Goal:
Search the material for the word "supplied" and report each line where it turns up.

Stored rows:
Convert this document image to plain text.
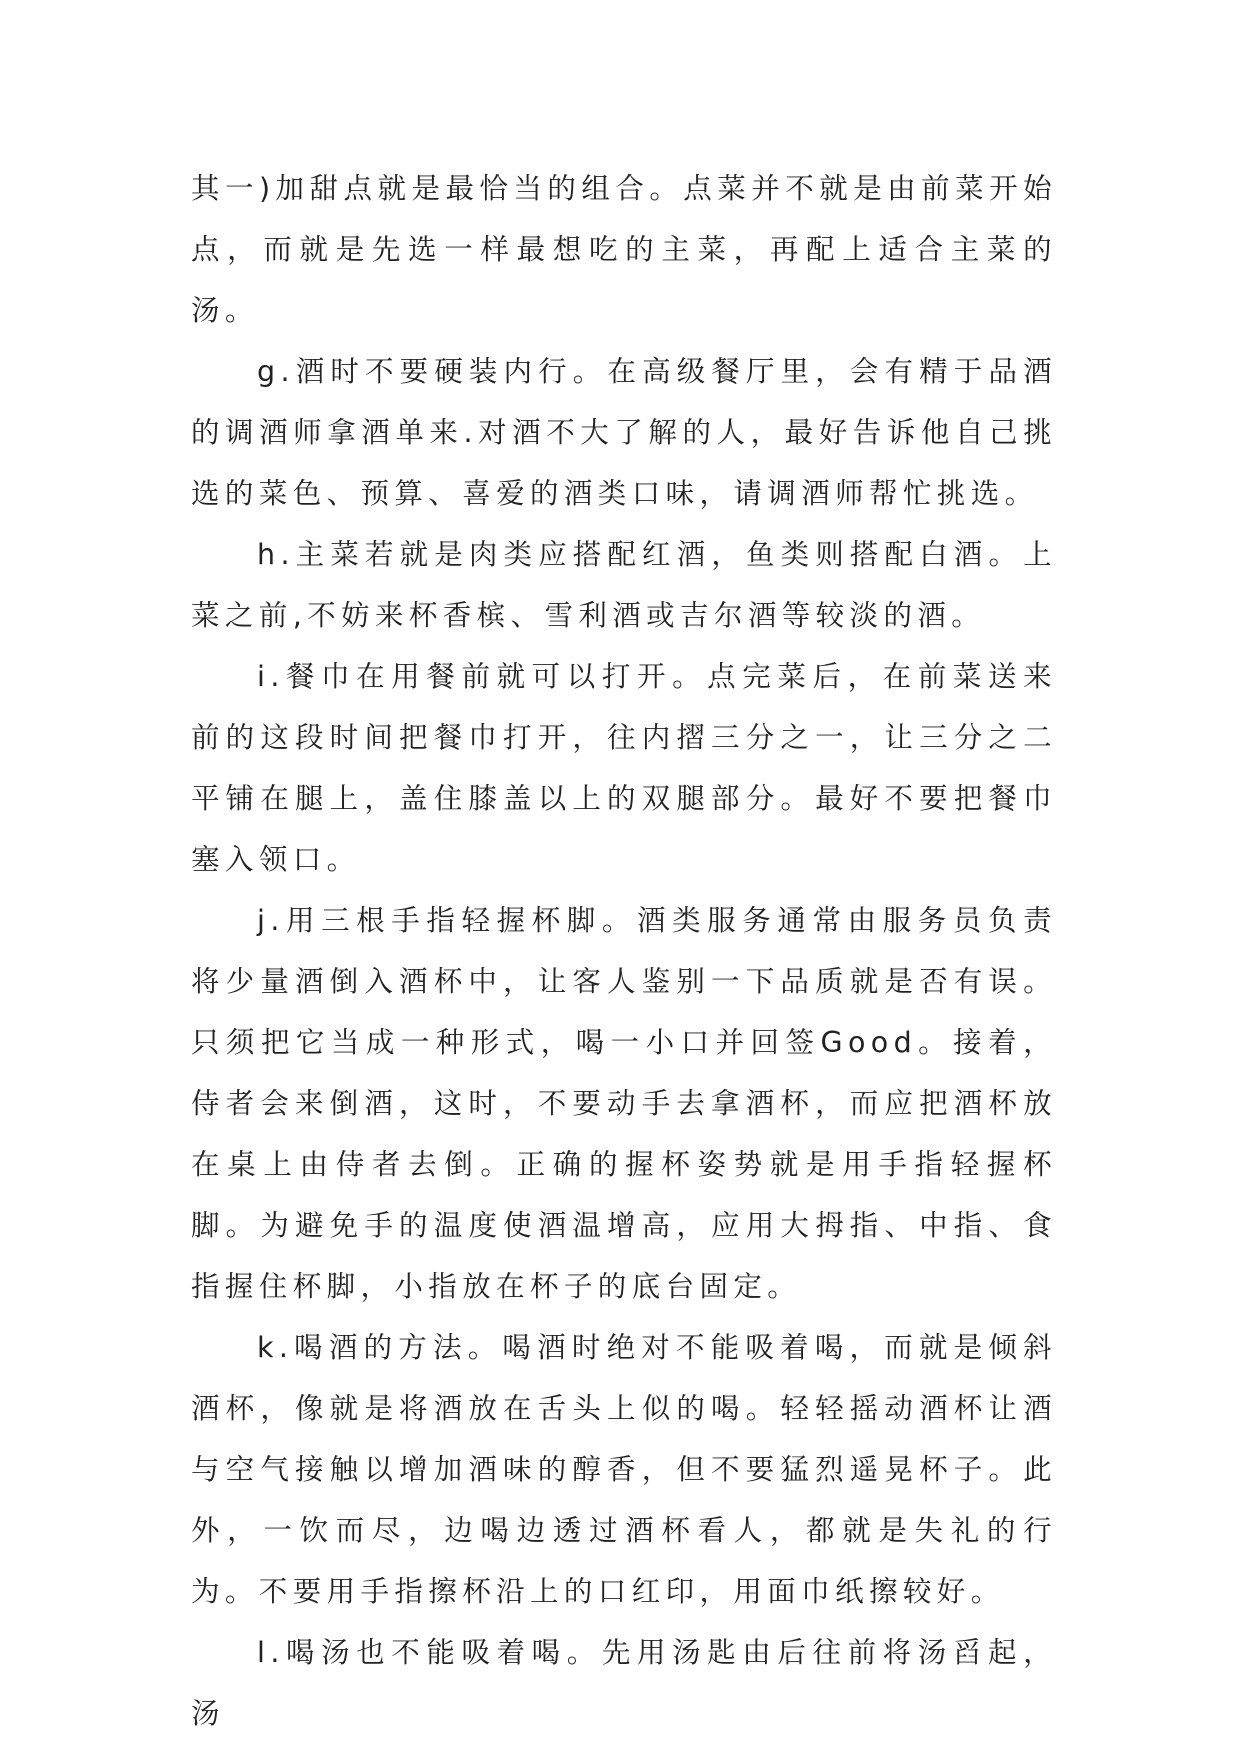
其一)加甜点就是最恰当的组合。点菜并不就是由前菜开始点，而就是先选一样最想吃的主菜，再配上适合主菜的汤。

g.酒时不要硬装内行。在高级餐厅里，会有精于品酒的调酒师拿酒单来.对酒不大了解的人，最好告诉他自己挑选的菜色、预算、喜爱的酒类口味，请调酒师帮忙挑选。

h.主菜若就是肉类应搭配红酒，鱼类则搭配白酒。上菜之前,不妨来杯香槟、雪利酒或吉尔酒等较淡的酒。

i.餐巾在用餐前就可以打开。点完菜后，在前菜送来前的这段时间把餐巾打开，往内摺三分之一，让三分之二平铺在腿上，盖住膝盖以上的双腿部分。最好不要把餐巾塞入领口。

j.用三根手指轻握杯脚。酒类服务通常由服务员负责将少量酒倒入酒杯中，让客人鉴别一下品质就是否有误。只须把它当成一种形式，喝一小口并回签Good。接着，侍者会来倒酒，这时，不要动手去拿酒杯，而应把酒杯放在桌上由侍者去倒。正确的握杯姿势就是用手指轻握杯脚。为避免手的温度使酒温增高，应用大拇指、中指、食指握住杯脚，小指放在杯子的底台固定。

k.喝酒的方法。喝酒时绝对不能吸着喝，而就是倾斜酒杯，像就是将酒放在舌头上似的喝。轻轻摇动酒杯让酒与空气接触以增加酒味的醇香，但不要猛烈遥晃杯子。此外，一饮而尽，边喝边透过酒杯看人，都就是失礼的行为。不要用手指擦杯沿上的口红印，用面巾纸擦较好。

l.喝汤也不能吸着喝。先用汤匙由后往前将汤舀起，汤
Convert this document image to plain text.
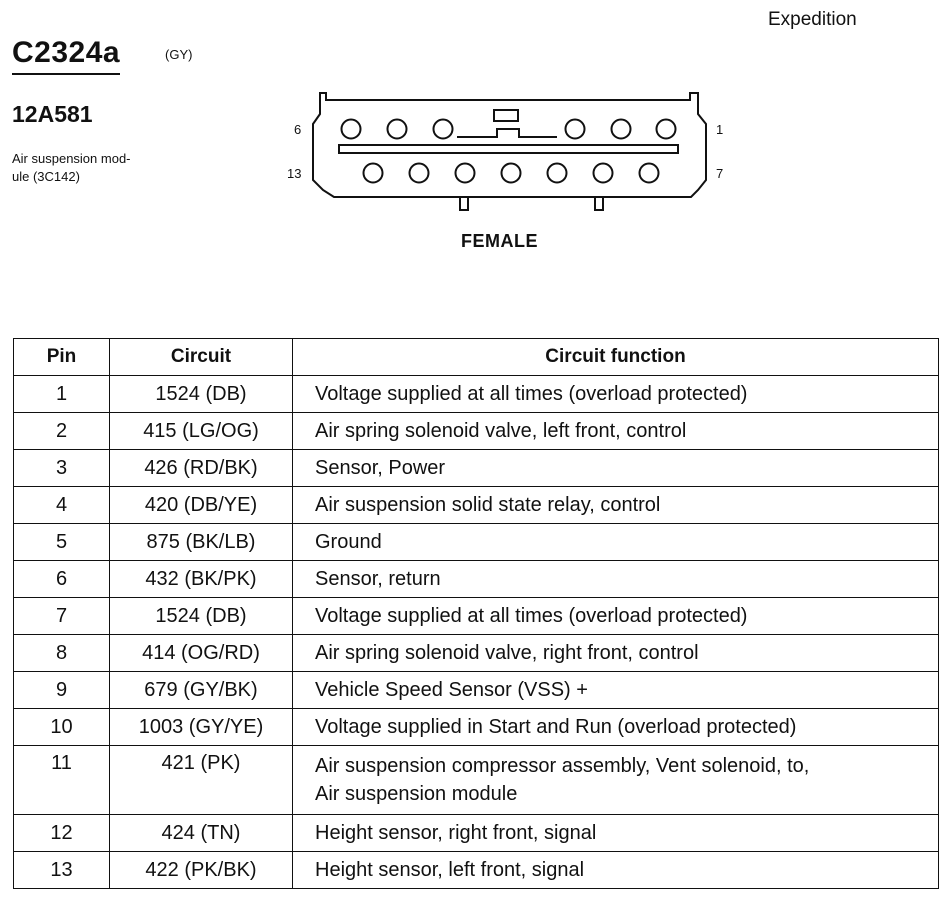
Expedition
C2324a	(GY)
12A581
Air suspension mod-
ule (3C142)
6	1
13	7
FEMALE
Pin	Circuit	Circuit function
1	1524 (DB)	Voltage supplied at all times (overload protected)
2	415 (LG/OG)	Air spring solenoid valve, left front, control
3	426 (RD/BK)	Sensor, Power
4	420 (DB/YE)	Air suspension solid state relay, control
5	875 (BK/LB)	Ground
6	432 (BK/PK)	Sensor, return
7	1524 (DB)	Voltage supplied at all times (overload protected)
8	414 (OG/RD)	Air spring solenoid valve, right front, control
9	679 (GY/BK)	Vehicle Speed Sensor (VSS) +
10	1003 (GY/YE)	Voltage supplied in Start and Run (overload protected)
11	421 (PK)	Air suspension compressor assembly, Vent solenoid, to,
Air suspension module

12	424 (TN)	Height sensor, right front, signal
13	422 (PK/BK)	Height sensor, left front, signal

Reply:
1	1524 (DB)	Voltage supplied at all times (overload protected)
7	1524 (DB)	Voltage supplied at all times (overload protected)
10	1003 (GY/YE)	Voltage supplied in Start and Run (overload protected)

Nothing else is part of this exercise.